◆ Raw data
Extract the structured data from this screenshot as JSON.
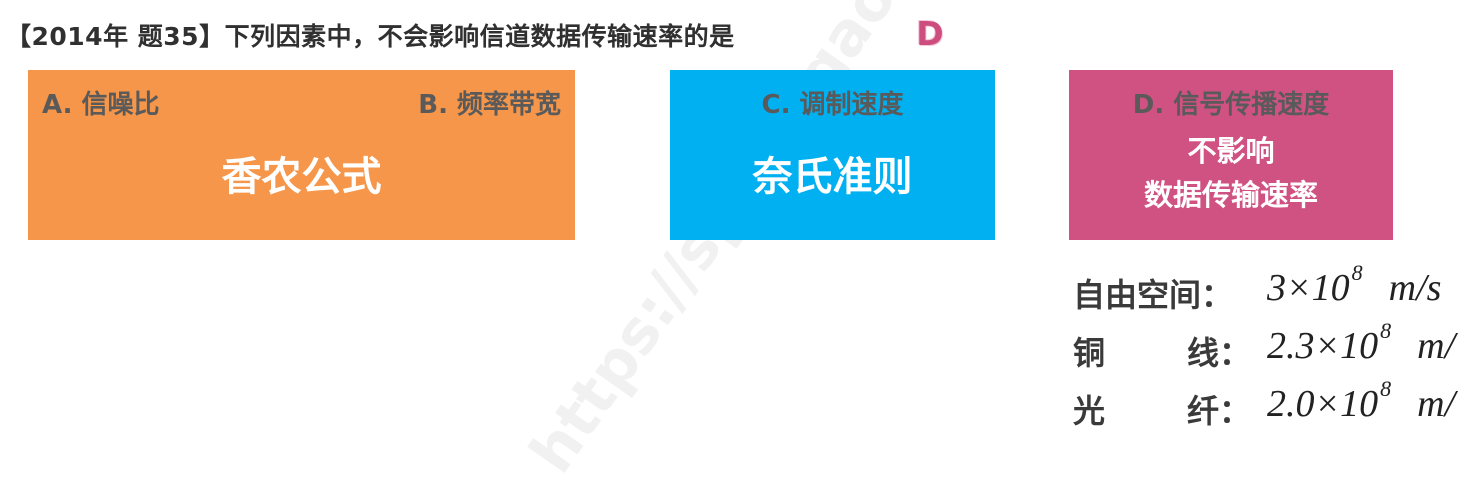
{
  "question": {
    "text": "【2014年 题35】下列因素中，不会影响信道数据传输速率的是",
    "answer": "D"
  },
  "boxes": {
    "a": {
      "label_a": "A. 信噪比",
      "label_b": "B. 频率带宽",
      "title": "香农公式",
      "color": "#f5964a"
    },
    "c": {
      "label": "C. 调制速度",
      "title": "奈氏准则",
      "color": "#00b0f0"
    },
    "d": {
      "label": "D. 信号传播速度",
      "line1": "不影响",
      "line2": "数据传输速率",
      "color": "#d05282"
    }
  },
  "speeds": [
    {
      "medium": "自由空间：",
      "coef": "3",
      "exp": "8",
      "unit": "m/s"
    },
    {
      "medium_a": "铜",
      "medium_b": "线：",
      "coef": "2.3",
      "exp": "8",
      "unit": "m/"
    },
    {
      "medium_a": "光",
      "medium_b": "纤：",
      "coef": "2.0",
      "exp": "8",
      "unit": "m/"
    }
  ],
  "watermark": "https://spacejgao"
}
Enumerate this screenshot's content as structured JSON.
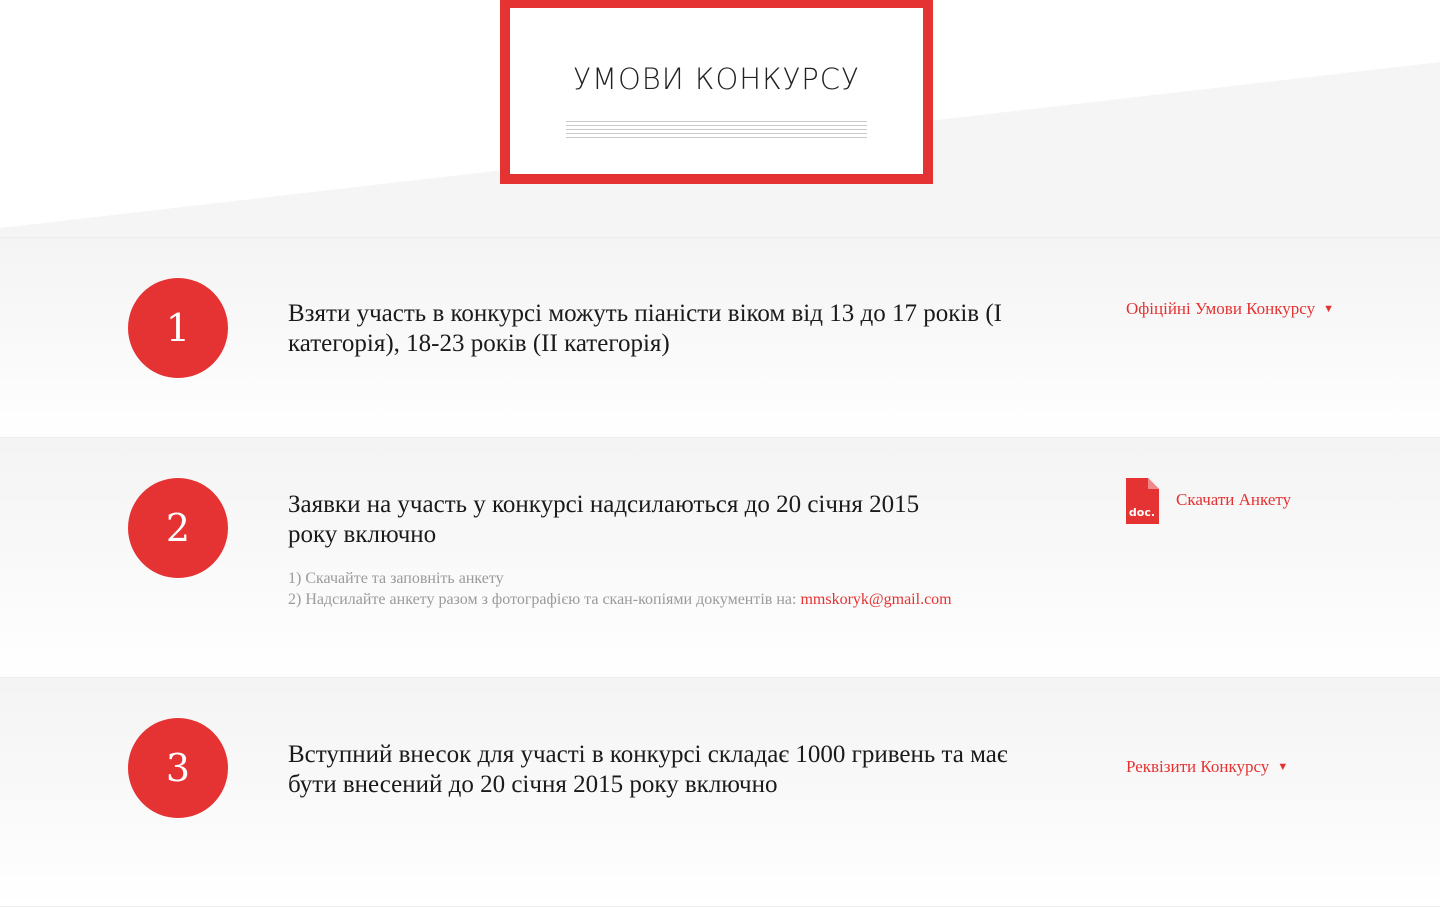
{
  "section": {
    "title": "УМОВИ КОНКУРСУ"
  },
  "colors": {
    "accent": "#e53232",
    "muted_text": "#9a9a9a",
    "row_background": "#f5f5f5"
  },
  "conditions": [
    {
      "number": "1",
      "text": "Взяти участь в конкурсі можуть піаністи віком від 13 до 17 років (I категорія), 18-23 років (II категорія)",
      "link": {
        "label": "Офіційні Умови Конкурсу",
        "icon": "chevron-down-icon"
      }
    },
    {
      "number": "2",
      "text": "Заявки на участь у конкурсі надсилаються до 20 січня 2015 року включно",
      "steps": [
        "1) Скачайте та заповніть анкету",
        "2) Надсилайте анкету разом з фотографією та скан-копіями документів на: "
      ],
      "email": "mmskoryk@gmail.com",
      "download": {
        "label": "Скачати Анкету",
        "icon": "doc-file-icon",
        "icon_text": "doc."
      }
    },
    {
      "number": "3",
      "text": "Вступний внесок для участі в конкурсі складає 1000 гривень та має бути внесений до 20 січня 2015 року включно",
      "link": {
        "label": "Реквізити Конкурсу",
        "icon": "chevron-down-icon"
      }
    }
  ]
}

◆ What this task involves
Reproduce the listing exactly. Leave its pictures out.

◆ Correct answer
Extract the structured data from this screenshot as JSON.
{
  "question": {
    "text": "【2014年 题35】下列因素中，不会影响信道数据传输速率的是",
    "answer": "D"
  },
  "boxes": {
    "a": {
      "label_a": "A. 信噪比",
      "label_b": "B. 频率带宽",
      "title": "香农公式",
      "color": "#f5964a"
    },
    "c": {
      "label": "C. 调制速度",
      "title": "奈氏准则",
      "color": "#00b0f0"
    },
    "d": {
      "label": "D. 信号传播速度",
      "line1": "不影响",
      "line2": "数据传输速率",
      "color": "#d05282"
    }
  },
  "speeds": [
    {
      "medium": "自由空间：",
      "coef": "3",
      "exp": "8",
      "unit": "m/s"
    },
    {
      "medium_a": "铜",
      "medium_b": "线：",
      "coef": "2.3",
      "exp": "8",
      "unit": "m/"
    },
    {
      "medium_a": "光",
      "medium_b": "纤：",
      "coef": "2.0",
      "exp": "8",
      "unit": "m/"
    }
  ],
  "watermark": "https://spacejgao"
}
Enumerate this screenshot's content as structured JSON.
{
  "section": {
    "title": "УМОВИ КОНКУРСУ"
  },
  "colors": {
    "accent": "#e53232",
    "muted_text": "#9a9a9a",
    "row_background": "#f5f5f5"
  },
  "conditions": [
    {
      "number": "1",
      "text": "Взяти участь в конкурсі можуть піаністи віком від 13 до 17 років (I категорія), 18-23 років (II категорія)",
      "link": {
        "label": "Офіційні Умови Конкурсу",
        "icon": "chevron-down-icon"
      }
    },
    {
      "number": "2",
      "text": "Заявки на участь у конкурсі надсилаються до 20 січня 2015 року включно",
      "steps": [
        "1) Скачайте та заповніть анкету",
        "2) Надсилайте анкету разом з фотографією та скан-копіями документів на: "
      ],
      "email": "mmskoryk@gmail.com",
      "download": {
        "label": "Скачати Анкету",
        "icon": "doc-file-icon",
        "icon_text": "doc."
      }
    },
    {
      "number": "3",
      "text": "Вступний внесок для участі в конкурсі складає 1000 гривень та має бути внесений до 20 січня 2015 року включно",
      "link": {
        "label": "Реквізити Конкурсу",
        "icon": "chevron-down-icon"
      }
    }
  ]
}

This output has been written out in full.